## Task details:
Go through the material and pull out every line with the string "Queries" in it.

━━ Entries supplied

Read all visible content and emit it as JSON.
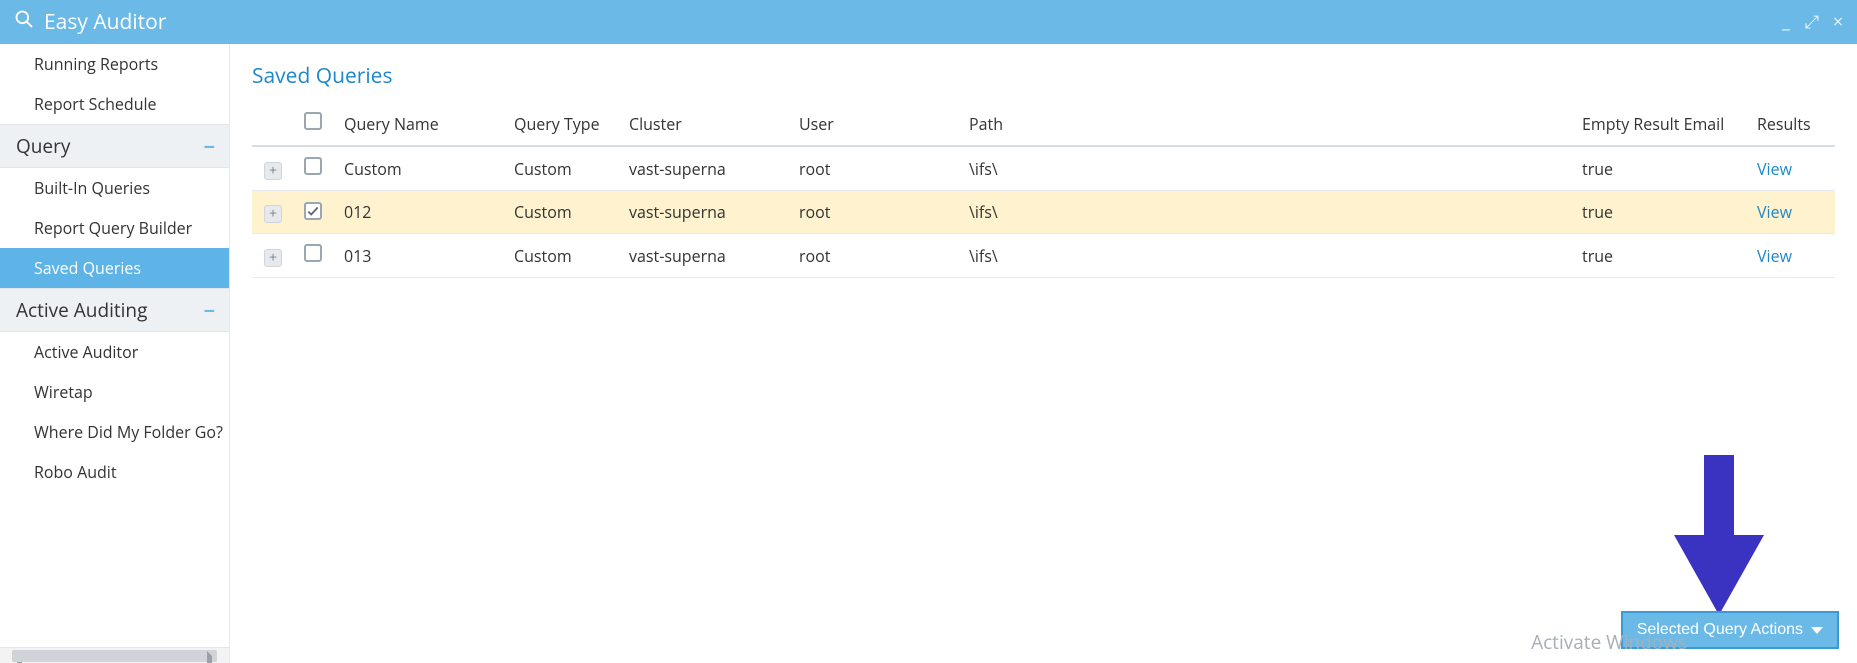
{
  "app": {
    "title": "Easy Auditor"
  },
  "window": {
    "minimize": "_",
    "restore": "⤢",
    "close": "×"
  },
  "sidebar": {
    "items_pre": [
      {
        "label": "Running Reports"
      },
      {
        "label": "Report Schedule"
      }
    ],
    "group_query": {
      "label": "Query",
      "toggle": "−"
    },
    "items_query": [
      {
        "label": "Built-In Queries"
      },
      {
        "label": "Report Query Builder"
      },
      {
        "label": "Saved Queries",
        "active": true
      }
    ],
    "group_active_auditing": {
      "label": "Active Auditing",
      "toggle": "−"
    },
    "items_aa": [
      {
        "label": "Active Auditor"
      },
      {
        "label": "Wiretap"
      },
      {
        "label": "Where Did My Folder Go?"
      },
      {
        "label": "Robo Audit"
      }
    ]
  },
  "main": {
    "title": "Saved Queries",
    "columns": {
      "expand": "",
      "check": "",
      "name": "Query Name",
      "type": "Query Type",
      "cluster": "Cluster",
      "user": "User",
      "path": "Path",
      "email": "Empty Result Email",
      "results": "Results"
    },
    "rows": [
      {
        "name": "Custom",
        "type": "Custom",
        "cluster": "vast-superna",
        "user": "root",
        "path": "\\ifs\\",
        "email": "true",
        "results": "View",
        "checked": false,
        "selected": false
      },
      {
        "name": "012",
        "type": "Custom",
        "cluster": "vast-superna",
        "user": "root",
        "path": "\\ifs\\",
        "email": "true",
        "results": "View",
        "checked": true,
        "selected": true
      },
      {
        "name": "013",
        "type": "Custom",
        "cluster": "vast-superna",
        "user": "root",
        "path": "\\ifs\\",
        "email": "true",
        "results": "View",
        "checked": false,
        "selected": false
      }
    ],
    "action_button": "Selected Query Actions",
    "watermark": "Activate Windows"
  },
  "icons": {
    "expand": "+"
  }
}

━━━━

## Response to this exercise:
        "label": "Built-In Queries"
        "label": "Saved Queries",
    "title": "Saved Queries",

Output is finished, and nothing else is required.